--- begin ---

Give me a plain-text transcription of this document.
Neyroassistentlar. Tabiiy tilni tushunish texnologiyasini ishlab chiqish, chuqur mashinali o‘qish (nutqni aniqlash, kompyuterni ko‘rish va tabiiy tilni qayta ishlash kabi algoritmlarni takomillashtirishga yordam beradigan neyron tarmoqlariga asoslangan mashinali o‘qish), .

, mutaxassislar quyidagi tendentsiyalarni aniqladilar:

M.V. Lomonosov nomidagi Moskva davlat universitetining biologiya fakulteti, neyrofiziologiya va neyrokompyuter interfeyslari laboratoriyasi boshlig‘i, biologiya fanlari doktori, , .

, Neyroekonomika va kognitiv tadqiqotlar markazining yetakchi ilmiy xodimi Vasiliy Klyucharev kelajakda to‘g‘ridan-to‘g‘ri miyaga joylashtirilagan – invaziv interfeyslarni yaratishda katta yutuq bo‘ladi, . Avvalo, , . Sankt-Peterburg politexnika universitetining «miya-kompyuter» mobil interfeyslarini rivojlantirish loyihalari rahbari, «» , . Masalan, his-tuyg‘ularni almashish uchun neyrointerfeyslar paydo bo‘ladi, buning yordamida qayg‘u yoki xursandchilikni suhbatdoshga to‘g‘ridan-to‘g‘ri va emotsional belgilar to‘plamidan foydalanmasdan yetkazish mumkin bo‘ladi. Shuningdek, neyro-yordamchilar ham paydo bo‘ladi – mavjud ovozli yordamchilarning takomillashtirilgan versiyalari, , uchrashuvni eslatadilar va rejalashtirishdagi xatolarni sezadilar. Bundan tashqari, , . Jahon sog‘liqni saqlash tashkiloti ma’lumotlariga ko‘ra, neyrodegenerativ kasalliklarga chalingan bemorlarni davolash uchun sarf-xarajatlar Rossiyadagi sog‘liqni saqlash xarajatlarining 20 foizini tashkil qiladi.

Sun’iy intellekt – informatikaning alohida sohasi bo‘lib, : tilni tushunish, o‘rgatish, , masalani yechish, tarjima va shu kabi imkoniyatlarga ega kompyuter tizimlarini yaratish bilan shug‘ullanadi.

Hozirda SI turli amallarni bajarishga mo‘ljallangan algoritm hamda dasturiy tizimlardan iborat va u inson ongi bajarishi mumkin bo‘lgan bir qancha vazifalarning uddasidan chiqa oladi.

--- end ---

Problem description: All of the lines above need to be given again exactly.

Answer in full:
Give me a plain-text transcription of this document.
Neyroassistentlar. Tabiiy tilni tushunish texnologiyasini ishlab chiqish, chuqur mashinali o‘qish (nutqni aniqlash, kompyuterni ko‘rish va tabiiy tilni qayta ishlash kabi algoritmlarni takomillashtirishga yordam beradigan neyron tarmoqlariga asoslangan mashinali o‘qish), .

, mutaxassislar quyidagi tendentsiyalarni aniqladilar:

M.V. Lomonosov nomidagi Moskva davlat universitetining biologiya fakulteti, neyrofiziologiya va neyrokompyuter interfeyslari laboratoriyasi boshlig‘i, biologiya fanlari doktori, , .

, Neyroekonomika va kognitiv tadqiqotlar markazining yetakchi ilmiy xodimi Vasiliy Klyucharev kelajakda to‘g‘ridan-to‘g‘ri miyaga joylashtirilagan – invaziv interfeyslarni yaratishda katta yutuq bo‘ladi, . Avvalo, , . Sankt-Peterburg politexnika universitetining «miya-kompyuter» mobil interfeyslarini rivojlantirish loyihalari rahbari, «» , . Masalan, his-tuyg‘ularni almashish uchun neyrointerfeyslar paydo bo‘ladi, buning yordamida qayg‘u yoki xursandchilikni suhbatdoshga to‘g‘ridan-to‘g‘ri va emotsional belgilar to‘plamidan foydalanmasdan yetkazish mumkin bo‘ladi. Shuningdek, neyro-yordamchilar ham paydo bo‘ladi – mavjud ovozli yordamchilarning takomillashtirilgan versiyalari, , uchrashuvni eslatadilar va rejalashtirishdagi xatolarni sezadilar. Bundan tashqari, , . Jahon sog‘liqni saqlash tashkiloti ma’lumotlariga ko‘ra, neyrodegenerativ kasalliklarga chalingan bemorlarni davolash uchun sarf-xarajatlar Rossiyadagi sog‘liqni saqlash xarajatlarining 20 foizini tashkil qiladi.

Sun’iy intellekt – informatikaning alohida sohasi bo‘lib, : tilni tushunish, o‘rgatish, , masalani yechish, tarjima va shu kabi imkoniyatlarga ega kompyuter tizimlarini yaratish bilan shug‘ullanadi.

Hozirda SI turli amallarni bajarishga mo‘ljallangan algoritm hamda dasturiy tizimlardan iborat va u inson ongi bajarishi mumkin bo‘lgan bir qancha vazifalarning uddasidan chiqa oladi.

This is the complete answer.